## [Exercise instructions]
Return the lines below unchanged, from the very first one through the line with "toc-entry-page: 18 [522,767,542,787]", including both.
** Begin Records supplied **
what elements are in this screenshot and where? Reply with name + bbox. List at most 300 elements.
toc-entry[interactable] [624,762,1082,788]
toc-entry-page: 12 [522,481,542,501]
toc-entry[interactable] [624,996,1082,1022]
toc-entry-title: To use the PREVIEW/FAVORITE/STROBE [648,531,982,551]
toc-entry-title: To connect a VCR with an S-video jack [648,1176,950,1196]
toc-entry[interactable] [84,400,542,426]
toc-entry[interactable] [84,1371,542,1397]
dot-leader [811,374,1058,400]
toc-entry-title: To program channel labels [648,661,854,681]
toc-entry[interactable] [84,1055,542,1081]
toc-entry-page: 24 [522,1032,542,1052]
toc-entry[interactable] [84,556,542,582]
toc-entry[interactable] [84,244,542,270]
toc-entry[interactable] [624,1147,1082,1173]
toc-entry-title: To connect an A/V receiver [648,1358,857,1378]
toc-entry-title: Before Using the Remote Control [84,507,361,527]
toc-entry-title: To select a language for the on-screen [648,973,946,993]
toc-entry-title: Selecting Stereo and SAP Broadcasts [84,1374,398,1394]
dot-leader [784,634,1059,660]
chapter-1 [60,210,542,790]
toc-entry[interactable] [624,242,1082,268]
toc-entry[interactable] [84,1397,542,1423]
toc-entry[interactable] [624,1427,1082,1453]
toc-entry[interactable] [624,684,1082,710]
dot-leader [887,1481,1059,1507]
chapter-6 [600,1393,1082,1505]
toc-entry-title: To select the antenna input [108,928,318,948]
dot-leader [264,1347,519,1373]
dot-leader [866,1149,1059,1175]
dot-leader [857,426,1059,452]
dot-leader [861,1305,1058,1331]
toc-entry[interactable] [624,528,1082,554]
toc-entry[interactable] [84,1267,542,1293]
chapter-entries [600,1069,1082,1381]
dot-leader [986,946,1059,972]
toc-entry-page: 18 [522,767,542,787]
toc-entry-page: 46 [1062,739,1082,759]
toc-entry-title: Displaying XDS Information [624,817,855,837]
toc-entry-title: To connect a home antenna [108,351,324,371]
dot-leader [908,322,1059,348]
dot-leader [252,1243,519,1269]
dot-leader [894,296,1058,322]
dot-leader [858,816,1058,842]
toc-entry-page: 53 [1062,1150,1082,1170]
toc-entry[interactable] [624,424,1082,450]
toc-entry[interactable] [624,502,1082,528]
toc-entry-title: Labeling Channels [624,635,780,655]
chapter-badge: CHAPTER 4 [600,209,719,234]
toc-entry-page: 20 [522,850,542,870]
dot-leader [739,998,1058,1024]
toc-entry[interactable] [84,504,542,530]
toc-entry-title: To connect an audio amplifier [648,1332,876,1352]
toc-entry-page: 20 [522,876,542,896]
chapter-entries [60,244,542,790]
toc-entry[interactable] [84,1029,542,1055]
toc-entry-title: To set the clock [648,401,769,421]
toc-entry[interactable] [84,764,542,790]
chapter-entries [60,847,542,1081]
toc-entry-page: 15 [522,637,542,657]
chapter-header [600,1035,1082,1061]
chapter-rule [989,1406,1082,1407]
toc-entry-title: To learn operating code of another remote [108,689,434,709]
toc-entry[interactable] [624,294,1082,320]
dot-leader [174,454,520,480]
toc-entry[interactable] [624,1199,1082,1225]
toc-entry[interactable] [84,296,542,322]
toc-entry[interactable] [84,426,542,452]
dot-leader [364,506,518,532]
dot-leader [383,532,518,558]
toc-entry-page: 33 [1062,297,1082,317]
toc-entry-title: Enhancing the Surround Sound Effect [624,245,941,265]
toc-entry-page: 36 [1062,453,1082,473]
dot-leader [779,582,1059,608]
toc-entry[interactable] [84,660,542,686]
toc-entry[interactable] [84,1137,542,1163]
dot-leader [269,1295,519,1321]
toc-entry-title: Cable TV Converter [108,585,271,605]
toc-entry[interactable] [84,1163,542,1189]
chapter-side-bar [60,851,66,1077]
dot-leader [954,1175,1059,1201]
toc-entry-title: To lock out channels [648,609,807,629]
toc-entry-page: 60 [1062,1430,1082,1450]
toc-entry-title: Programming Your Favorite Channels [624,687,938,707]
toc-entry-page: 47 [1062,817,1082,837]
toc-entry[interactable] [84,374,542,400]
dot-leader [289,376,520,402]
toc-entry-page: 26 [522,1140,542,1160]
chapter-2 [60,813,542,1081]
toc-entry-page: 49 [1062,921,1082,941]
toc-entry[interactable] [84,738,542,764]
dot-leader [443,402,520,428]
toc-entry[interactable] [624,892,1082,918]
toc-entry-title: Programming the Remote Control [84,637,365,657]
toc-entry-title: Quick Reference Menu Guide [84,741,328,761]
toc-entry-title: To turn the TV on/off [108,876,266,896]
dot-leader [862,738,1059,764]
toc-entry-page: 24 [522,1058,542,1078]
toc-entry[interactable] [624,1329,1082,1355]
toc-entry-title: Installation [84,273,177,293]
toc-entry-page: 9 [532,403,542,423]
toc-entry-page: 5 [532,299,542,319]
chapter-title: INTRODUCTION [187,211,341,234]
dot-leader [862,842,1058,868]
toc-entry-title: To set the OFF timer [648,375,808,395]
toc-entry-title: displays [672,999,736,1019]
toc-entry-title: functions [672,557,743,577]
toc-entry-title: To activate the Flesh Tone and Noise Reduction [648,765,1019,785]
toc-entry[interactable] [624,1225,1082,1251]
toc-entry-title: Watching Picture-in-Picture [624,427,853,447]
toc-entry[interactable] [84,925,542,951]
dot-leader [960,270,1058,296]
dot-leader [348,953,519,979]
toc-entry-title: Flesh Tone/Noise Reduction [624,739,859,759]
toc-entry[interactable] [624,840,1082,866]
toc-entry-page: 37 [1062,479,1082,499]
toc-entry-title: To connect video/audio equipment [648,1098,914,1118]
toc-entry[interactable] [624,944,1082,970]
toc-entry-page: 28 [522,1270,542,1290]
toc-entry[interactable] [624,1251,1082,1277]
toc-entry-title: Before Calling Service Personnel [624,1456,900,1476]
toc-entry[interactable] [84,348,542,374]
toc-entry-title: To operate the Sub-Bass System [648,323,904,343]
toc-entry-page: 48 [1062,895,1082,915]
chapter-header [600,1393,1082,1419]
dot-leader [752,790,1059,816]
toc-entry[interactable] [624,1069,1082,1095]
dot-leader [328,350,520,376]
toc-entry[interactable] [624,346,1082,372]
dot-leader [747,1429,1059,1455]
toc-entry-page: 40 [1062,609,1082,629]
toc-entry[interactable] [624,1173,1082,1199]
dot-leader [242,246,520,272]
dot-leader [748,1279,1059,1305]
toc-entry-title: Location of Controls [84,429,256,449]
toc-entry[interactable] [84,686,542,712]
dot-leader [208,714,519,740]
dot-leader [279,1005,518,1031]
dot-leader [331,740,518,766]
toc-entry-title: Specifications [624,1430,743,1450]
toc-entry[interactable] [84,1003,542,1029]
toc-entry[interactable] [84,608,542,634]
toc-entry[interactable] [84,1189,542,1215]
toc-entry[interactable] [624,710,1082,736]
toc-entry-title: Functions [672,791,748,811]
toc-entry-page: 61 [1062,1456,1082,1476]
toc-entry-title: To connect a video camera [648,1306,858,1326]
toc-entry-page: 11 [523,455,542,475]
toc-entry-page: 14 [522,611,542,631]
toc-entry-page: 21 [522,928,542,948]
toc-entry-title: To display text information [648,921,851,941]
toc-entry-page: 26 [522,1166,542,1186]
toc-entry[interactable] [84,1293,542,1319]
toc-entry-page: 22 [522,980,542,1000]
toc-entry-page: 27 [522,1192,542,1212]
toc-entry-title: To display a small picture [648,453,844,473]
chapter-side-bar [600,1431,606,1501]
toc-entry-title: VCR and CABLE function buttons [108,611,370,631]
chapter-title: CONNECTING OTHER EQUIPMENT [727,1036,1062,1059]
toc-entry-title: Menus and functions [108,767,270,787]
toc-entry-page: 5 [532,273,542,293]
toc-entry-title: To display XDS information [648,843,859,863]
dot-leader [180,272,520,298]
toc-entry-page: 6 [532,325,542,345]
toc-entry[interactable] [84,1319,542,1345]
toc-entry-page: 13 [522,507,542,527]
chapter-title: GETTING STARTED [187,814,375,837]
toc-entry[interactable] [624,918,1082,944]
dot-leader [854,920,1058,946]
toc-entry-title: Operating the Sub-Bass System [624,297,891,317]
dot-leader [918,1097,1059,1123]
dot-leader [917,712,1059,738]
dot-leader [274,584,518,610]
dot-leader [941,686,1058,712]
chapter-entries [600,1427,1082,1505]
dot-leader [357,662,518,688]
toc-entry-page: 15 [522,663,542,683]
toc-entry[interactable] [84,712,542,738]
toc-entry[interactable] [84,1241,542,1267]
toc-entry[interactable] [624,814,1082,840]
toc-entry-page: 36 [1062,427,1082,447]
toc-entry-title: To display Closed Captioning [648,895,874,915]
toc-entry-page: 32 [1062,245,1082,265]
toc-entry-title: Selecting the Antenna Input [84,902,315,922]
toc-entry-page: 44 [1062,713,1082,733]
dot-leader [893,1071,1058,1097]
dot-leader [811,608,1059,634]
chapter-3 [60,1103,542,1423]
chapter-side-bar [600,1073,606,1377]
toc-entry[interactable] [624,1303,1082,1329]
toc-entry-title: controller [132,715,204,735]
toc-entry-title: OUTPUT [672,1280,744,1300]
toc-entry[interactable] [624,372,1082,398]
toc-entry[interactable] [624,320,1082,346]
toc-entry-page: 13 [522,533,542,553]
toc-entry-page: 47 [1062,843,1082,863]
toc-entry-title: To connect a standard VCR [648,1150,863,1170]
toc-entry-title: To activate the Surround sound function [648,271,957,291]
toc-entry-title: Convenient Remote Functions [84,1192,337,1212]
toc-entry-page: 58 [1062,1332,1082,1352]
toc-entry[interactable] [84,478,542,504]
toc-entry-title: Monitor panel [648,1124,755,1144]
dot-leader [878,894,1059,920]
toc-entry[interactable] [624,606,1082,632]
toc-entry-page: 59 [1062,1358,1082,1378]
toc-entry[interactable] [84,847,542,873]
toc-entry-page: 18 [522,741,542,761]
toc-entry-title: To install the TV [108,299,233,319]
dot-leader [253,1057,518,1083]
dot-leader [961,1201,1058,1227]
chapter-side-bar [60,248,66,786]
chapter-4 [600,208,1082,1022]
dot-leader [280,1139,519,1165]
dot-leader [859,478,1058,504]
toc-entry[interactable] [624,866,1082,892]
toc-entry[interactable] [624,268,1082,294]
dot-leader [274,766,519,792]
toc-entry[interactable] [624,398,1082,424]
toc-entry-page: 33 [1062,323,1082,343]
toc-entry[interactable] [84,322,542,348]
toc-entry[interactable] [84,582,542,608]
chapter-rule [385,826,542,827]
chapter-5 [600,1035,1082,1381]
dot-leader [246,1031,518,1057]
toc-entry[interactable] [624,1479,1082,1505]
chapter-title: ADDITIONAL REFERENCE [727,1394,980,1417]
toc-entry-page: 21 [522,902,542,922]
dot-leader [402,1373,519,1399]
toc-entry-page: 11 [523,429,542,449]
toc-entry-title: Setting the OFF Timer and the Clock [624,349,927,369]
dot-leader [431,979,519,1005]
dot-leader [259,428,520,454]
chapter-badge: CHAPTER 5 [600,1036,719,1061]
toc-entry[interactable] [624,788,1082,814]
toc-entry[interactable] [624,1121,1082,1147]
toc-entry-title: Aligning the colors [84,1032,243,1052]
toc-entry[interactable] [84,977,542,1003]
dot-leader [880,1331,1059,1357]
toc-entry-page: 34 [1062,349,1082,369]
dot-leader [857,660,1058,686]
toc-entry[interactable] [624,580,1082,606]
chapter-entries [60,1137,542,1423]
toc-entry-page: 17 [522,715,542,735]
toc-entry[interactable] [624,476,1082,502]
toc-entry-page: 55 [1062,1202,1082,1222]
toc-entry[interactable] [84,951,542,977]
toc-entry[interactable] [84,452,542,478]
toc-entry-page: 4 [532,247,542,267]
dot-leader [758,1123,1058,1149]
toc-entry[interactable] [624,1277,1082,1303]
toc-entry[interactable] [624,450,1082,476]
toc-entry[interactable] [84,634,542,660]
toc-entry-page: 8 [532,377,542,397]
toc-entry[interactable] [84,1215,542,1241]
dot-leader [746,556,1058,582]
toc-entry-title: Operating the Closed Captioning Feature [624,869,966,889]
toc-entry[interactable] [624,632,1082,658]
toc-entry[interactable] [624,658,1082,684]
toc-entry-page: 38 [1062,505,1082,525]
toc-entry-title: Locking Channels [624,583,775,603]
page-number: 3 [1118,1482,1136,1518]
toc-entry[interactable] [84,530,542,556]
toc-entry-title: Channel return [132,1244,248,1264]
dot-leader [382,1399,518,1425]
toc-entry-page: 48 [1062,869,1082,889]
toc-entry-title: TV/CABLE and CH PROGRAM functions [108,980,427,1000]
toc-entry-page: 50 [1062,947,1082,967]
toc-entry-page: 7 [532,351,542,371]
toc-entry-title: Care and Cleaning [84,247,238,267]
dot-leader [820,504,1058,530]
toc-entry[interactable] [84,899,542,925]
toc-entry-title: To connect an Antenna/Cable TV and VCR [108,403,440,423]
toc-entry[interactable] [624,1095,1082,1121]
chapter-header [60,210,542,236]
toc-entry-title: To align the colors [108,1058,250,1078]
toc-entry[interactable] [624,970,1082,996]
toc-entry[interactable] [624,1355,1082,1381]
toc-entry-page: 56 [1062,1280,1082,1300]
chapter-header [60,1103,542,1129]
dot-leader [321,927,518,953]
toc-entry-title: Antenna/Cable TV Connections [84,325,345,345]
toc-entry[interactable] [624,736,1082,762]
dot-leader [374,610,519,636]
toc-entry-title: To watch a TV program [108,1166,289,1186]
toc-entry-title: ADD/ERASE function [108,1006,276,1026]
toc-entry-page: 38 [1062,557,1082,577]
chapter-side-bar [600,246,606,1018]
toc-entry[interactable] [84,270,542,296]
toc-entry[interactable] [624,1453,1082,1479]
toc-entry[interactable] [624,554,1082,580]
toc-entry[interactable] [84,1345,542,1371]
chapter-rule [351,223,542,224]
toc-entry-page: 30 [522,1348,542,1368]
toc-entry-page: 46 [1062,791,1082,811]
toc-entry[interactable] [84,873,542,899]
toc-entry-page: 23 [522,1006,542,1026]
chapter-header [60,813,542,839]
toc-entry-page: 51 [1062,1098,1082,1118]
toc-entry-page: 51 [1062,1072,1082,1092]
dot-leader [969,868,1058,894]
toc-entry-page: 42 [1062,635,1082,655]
** End Records supplied **
## [Response]
what elements are in this screenshot and where? Reply with name + bbox. List at most 300 elements.
toc-entry[interactable] [624,762,1082,788]
toc-entry-page: 12 [522,481,542,501]
toc-entry[interactable] [624,996,1082,1022]
toc-entry-title: To use the PREVIEW/FAVORITE/STROBE [648,531,982,551]
toc-entry-title: To connect a VCR with an S-video jack [648,1176,950,1196]
toc-entry[interactable] [84,400,542,426]
toc-entry[interactable] [84,1371,542,1397]
dot-leader [811,374,1058,400]
toc-entry-title: To program channel labels [648,661,854,681]
toc-entry[interactable] [84,1055,542,1081]
toc-entry-page: 24 [522,1032,542,1052]
toc-entry[interactable] [84,556,542,582]
toc-entry[interactable] [84,244,542,270]
toc-entry[interactable] [624,1147,1082,1173]
toc-entry-title: To connect an A/V receiver [648,1358,857,1378]
toc-entry-title: Before Using the Remote Control [84,507,361,527]
toc-entry-title: To select a language for the on-screen [648,973,946,993]
toc-entry-title: Selecting Stereo and SAP Broadcasts [84,1374,398,1394]
dot-leader [784,634,1059,660]
chapter-1 [60,210,542,790]
toc-entry[interactable] [624,242,1082,268]
toc-entry[interactable] [84,1397,542,1423]
toc-entry[interactable] [624,1427,1082,1453]
toc-entry[interactable] [624,684,1082,710]
dot-leader [887,1481,1059,1507]
chapter-6 [600,1393,1082,1505]
toc-entry-title: To select the antenna input [108,928,318,948]
dot-leader [264,1347,519,1373]
dot-leader [866,1149,1059,1175]
dot-leader [857,426,1059,452]
dot-leader [861,1305,1058,1331]
toc-entry[interactable] [624,528,1082,554]
toc-entry[interactable] [84,1267,542,1293]
chapter-entries [600,1069,1082,1381]
dot-leader [986,946,1059,972]
toc-entry-page: 18 [522,767,542,787]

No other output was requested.